• **Recorded information**:
________________________________________

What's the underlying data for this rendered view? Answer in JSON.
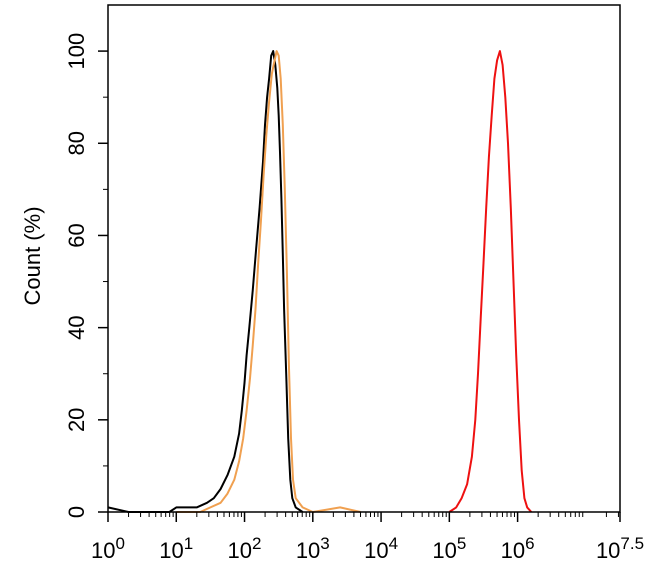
{
  "chart_data": {
    "type": "line",
    "title": "",
    "xlabel": "",
    "ylabel": "Count  (%)",
    "x_scale": "log10",
    "xlim_exponent": [
      0,
      7.5
    ],
    "ylim": [
      0,
      110
    ],
    "x_ticks": [
      {
        "base": "10",
        "exp": "0",
        "value": 0
      },
      {
        "base": "10",
        "exp": "1",
        "value": 1
      },
      {
        "base": "10",
        "exp": "2",
        "value": 2
      },
      {
        "base": "10",
        "exp": "3",
        "value": 3
      },
      {
        "base": "10",
        "exp": "4",
        "value": 4
      },
      {
        "base": "10",
        "exp": "5",
        "value": 5
      },
      {
        "base": "10",
        "exp": "6",
        "value": 6
      },
      {
        "base": "10",
        "exp": "7.5",
        "value": 7.5
      }
    ],
    "y_ticks": [
      "0",
      "20",
      "40",
      "60",
      "80",
      "100"
    ],
    "grid": false,
    "legend": "none",
    "series": [
      {
        "color": "#000000",
        "points": [
          [
            0.0,
            1
          ],
          [
            0.3,
            0
          ],
          [
            0.6,
            0
          ],
          [
            0.9,
            0
          ],
          [
            1.0,
            1
          ],
          [
            1.15,
            1
          ],
          [
            1.3,
            1
          ],
          [
            1.45,
            2
          ],
          [
            1.55,
            3
          ],
          [
            1.65,
            5
          ],
          [
            1.75,
            8
          ],
          [
            1.85,
            12
          ],
          [
            1.92,
            17
          ],
          [
            1.96,
            22
          ],
          [
            2.0,
            28
          ],
          [
            2.03,
            34
          ],
          [
            2.07,
            40
          ],
          [
            2.12,
            48
          ],
          [
            2.17,
            57
          ],
          [
            2.22,
            66
          ],
          [
            2.27,
            76
          ],
          [
            2.3,
            84
          ],
          [
            2.33,
            90
          ],
          [
            2.36,
            94
          ],
          [
            2.39,
            99
          ],
          [
            2.42,
            100
          ],
          [
            2.45,
            97
          ],
          [
            2.48,
            92
          ],
          [
            2.5,
            86
          ],
          [
            2.52,
            78
          ],
          [
            2.54,
            68
          ],
          [
            2.56,
            56
          ],
          [
            2.58,
            44
          ],
          [
            2.61,
            30
          ],
          [
            2.64,
            16
          ],
          [
            2.67,
            7
          ],
          [
            2.7,
            3
          ],
          [
            2.75,
            1
          ],
          [
            2.85,
            0
          ]
        ]
      },
      {
        "color": "#f0a050",
        "points": [
          [
            1.0,
            0
          ],
          [
            1.2,
            0
          ],
          [
            1.35,
            0
          ],
          [
            1.5,
            1
          ],
          [
            1.65,
            2
          ],
          [
            1.75,
            4
          ],
          [
            1.85,
            7
          ],
          [
            1.92,
            11
          ],
          [
            1.98,
            16
          ],
          [
            2.03,
            22
          ],
          [
            2.08,
            29
          ],
          [
            2.12,
            36
          ],
          [
            2.16,
            44
          ],
          [
            2.2,
            54
          ],
          [
            2.24,
            63
          ],
          [
            2.28,
            73
          ],
          [
            2.32,
            82
          ],
          [
            2.36,
            89
          ],
          [
            2.4,
            95
          ],
          [
            2.44,
            98
          ],
          [
            2.47,
            100
          ],
          [
            2.5,
            99
          ],
          [
            2.53,
            94
          ],
          [
            2.56,
            84
          ],
          [
            2.59,
            70
          ],
          [
            2.62,
            52
          ],
          [
            2.65,
            32
          ],
          [
            2.68,
            16
          ],
          [
            2.71,
            7
          ],
          [
            2.75,
            3
          ],
          [
            2.85,
            1
          ],
          [
            3.0,
            0
          ],
          [
            3.4,
            1
          ],
          [
            3.7,
            0
          ]
        ]
      },
      {
        "color": "#ee1111",
        "points": [
          [
            5.0,
            0
          ],
          [
            5.1,
            1
          ],
          [
            5.18,
            3
          ],
          [
            5.26,
            6
          ],
          [
            5.33,
            12
          ],
          [
            5.38,
            20
          ],
          [
            5.42,
            30
          ],
          [
            5.46,
            42
          ],
          [
            5.5,
            54
          ],
          [
            5.54,
            66
          ],
          [
            5.58,
            77
          ],
          [
            5.62,
            86
          ],
          [
            5.66,
            94
          ],
          [
            5.7,
            98
          ],
          [
            5.74,
            100
          ],
          [
            5.78,
            97
          ],
          [
            5.82,
            90
          ],
          [
            5.86,
            80
          ],
          [
            5.9,
            66
          ],
          [
            5.94,
            50
          ],
          [
            5.98,
            34
          ],
          [
            6.02,
            20
          ],
          [
            6.06,
            9
          ],
          [
            6.1,
            3
          ],
          [
            6.14,
            1
          ],
          [
            6.2,
            0
          ]
        ]
      }
    ]
  }
}
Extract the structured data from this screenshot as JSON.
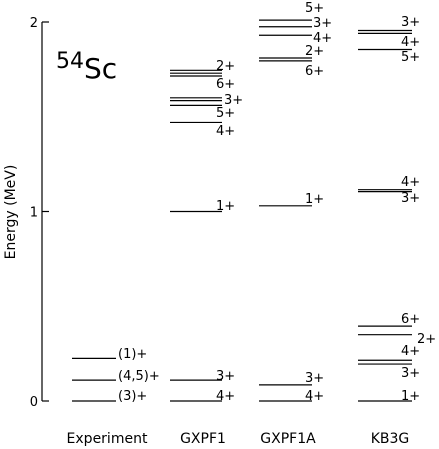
{
  "chart_data": {
    "type": "level-scheme",
    "ylabel": "Energy (MeV)",
    "ylim": [
      0,
      2
    ],
    "yticks": [
      {
        "value": 0,
        "label": "0"
      },
      {
        "value": 1,
        "label": "1"
      },
      {
        "value": 2,
        "label": "2"
      }
    ],
    "nucleus": {
      "mass": "54",
      "symbol": "Sc"
    },
    "columns": [
      {
        "name": "Experiment",
        "levels": [
          {
            "energy": 0.0,
            "label": "(3)+"
          },
          {
            "energy": 0.11,
            "label": "(4,5)+"
          },
          {
            "energy": 0.225,
            "label": "(1)+"
          }
        ]
      },
      {
        "name": "GXPF1",
        "levels": [
          {
            "energy": 0.0,
            "label": "4+"
          },
          {
            "energy": 0.11,
            "label": "3+"
          },
          {
            "energy": 1.0,
            "label": "1+"
          },
          {
            "energy": 1.47,
            "label": "4+"
          },
          {
            "energy": 1.56,
            "label": "5+"
          },
          {
            "energy": 1.585,
            "label": "3+"
          },
          {
            "energy": 1.6,
            "label": ""
          },
          {
            "energy": 1.715,
            "label": "6+"
          },
          {
            "energy": 1.73,
            "label": ""
          },
          {
            "energy": 1.745,
            "label": "2+"
          }
        ]
      },
      {
        "name": "GXPF1A",
        "levels": [
          {
            "energy": 0.0,
            "label": "4+"
          },
          {
            "energy": 0.085,
            "label": "3+"
          },
          {
            "energy": 1.03,
            "label": "1+"
          },
          {
            "energy": 1.795,
            "label": "6+"
          },
          {
            "energy": 1.81,
            "label": "2+"
          },
          {
            "energy": 1.93,
            "label": "4+"
          },
          {
            "energy": 1.975,
            "label": "3+"
          },
          {
            "energy": 2.01,
            "label": "5+"
          }
        ]
      },
      {
        "name": "KB3G",
        "levels": [
          {
            "energy": 0.0,
            "label": "1+"
          },
          {
            "energy": 0.195,
            "label": "3+"
          },
          {
            "energy": 0.215,
            "label": "4+"
          },
          {
            "energy": 0.35,
            "label": "2+"
          },
          {
            "energy": 0.395,
            "label": "6+"
          },
          {
            "energy": 1.105,
            "label": "4+"
          },
          {
            "energy": 1.115,
            "label": "3+"
          },
          {
            "energy": 1.855,
            "label": "5+"
          },
          {
            "energy": 1.94,
            "label": "4+"
          },
          {
            "energy": 1.955,
            "label": "3+"
          }
        ]
      }
    ]
  }
}
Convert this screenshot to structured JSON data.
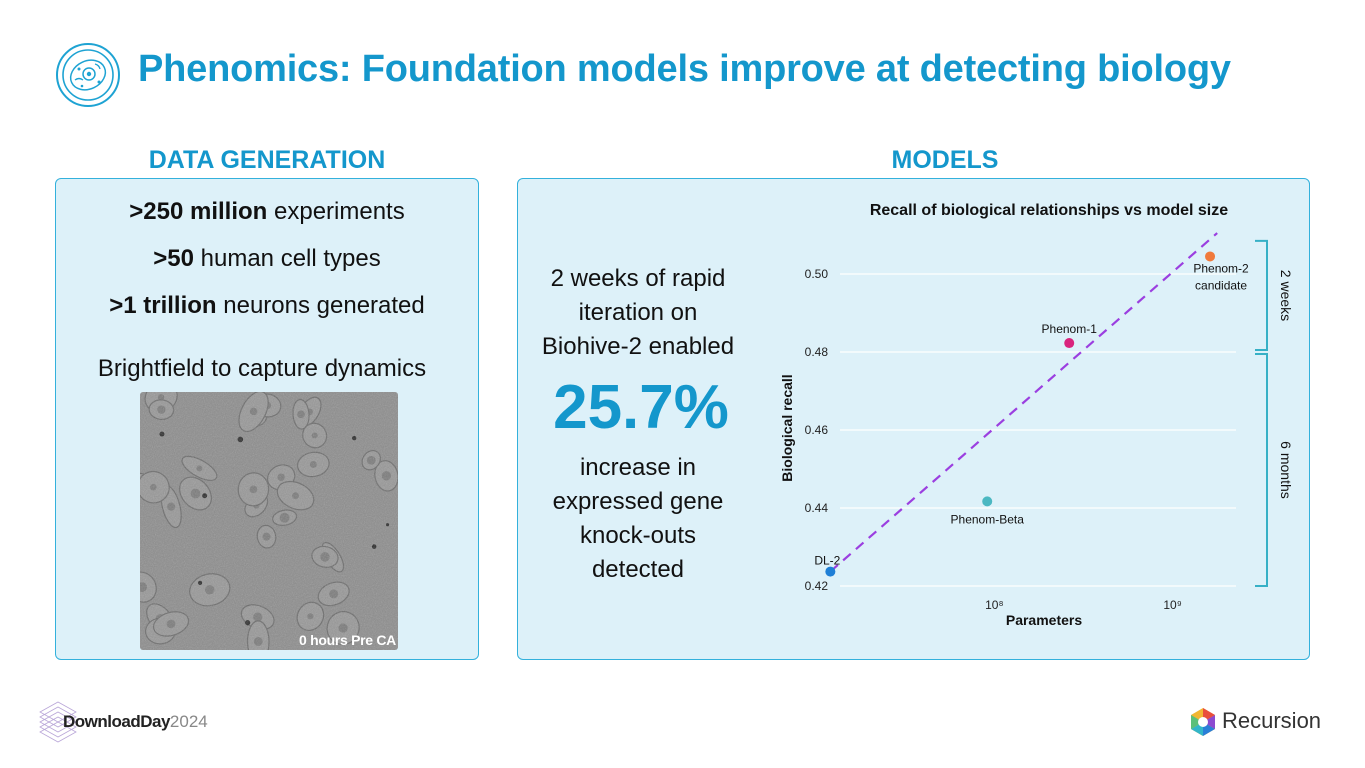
{
  "header": {
    "title": "Phenomics: Foundation models improve at detecting biology",
    "icon": "cell-icon"
  },
  "data_generation": {
    "heading": "DATA GENERATION",
    "stats": [
      {
        "bold": ">250 million",
        "rest": " experiments"
      },
      {
        "bold": ">50",
        "rest": " human cell types"
      },
      {
        "bold": ">1 trillion",
        "rest": " neurons generated"
      }
    ],
    "brightfield_title": "Brightfield to capture dynamics",
    "image_caption": "0 hours Pre CA"
  },
  "models": {
    "heading": "MODELS",
    "intro_lines": [
      "2 weeks of rapid",
      "iteration on",
      "Biohive-2 enabled"
    ],
    "headline_value": "25.7%",
    "outro_lines": [
      "increase in",
      "expressed gene",
      "knock-outs",
      "detected"
    ]
  },
  "chart_data": {
    "type": "scatter",
    "title": "Recall of biological relationships vs model size",
    "xlabel": "Parameters",
    "ylabel": "Biological recall",
    "x_scale": "log",
    "xlim_log10": [
      7.05,
      9.35
    ],
    "x_ticks": [
      {
        "log10": 8,
        "label": "10⁸"
      },
      {
        "log10": 9,
        "label": "10⁹"
      }
    ],
    "ylim": [
      0.42,
      0.5
    ],
    "y_ticks": [
      0.42,
      0.44,
      0.46,
      0.48,
      0.5
    ],
    "y_tick_labels": [
      "0.42",
      "0.44",
      "0.46",
      "0.48",
      "0.50"
    ],
    "grid": true,
    "points": [
      {
        "name": "DL-2",
        "log10_params": 7.08,
        "recall": 0.4237,
        "color": "#1e7fd6"
      },
      {
        "name": "Phenom-Beta",
        "log10_params": 7.96,
        "recall": 0.4417,
        "color": "#4bb8c2"
      },
      {
        "name": "Phenom-1",
        "log10_params": 8.42,
        "recall": 0.4823,
        "color": "#d9247d"
      },
      {
        "name": "Phenom-2",
        "name2": "candidate",
        "log10_params": 9.21,
        "recall": 0.5045,
        "color": "#f07a3c"
      }
    ],
    "trend_line": {
      "from": {
        "log10_params": 7.08,
        "recall": 0.4237
      },
      "to": {
        "log10_params": 9.25,
        "recall": 0.5105
      },
      "color": "#9b3fe0",
      "style": "dashed"
    },
    "brackets": [
      {
        "label": "2 weeks",
        "from_recall": 0.4805,
        "to_recall": 0.5085
      },
      {
        "label": "6 months",
        "from_recall": 0.42,
        "to_recall": 0.4795
      }
    ],
    "bracket_color": "#36b0c6"
  },
  "footer": {
    "event_name": "DownloadDay",
    "event_year": "2024",
    "company": "Recursion"
  }
}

________________________________________

• **Written task**: From the data above, copy each line that holds "cell".

• **Complete answer**:
    "icon": "cell-icon"
        "rest": " human cell types"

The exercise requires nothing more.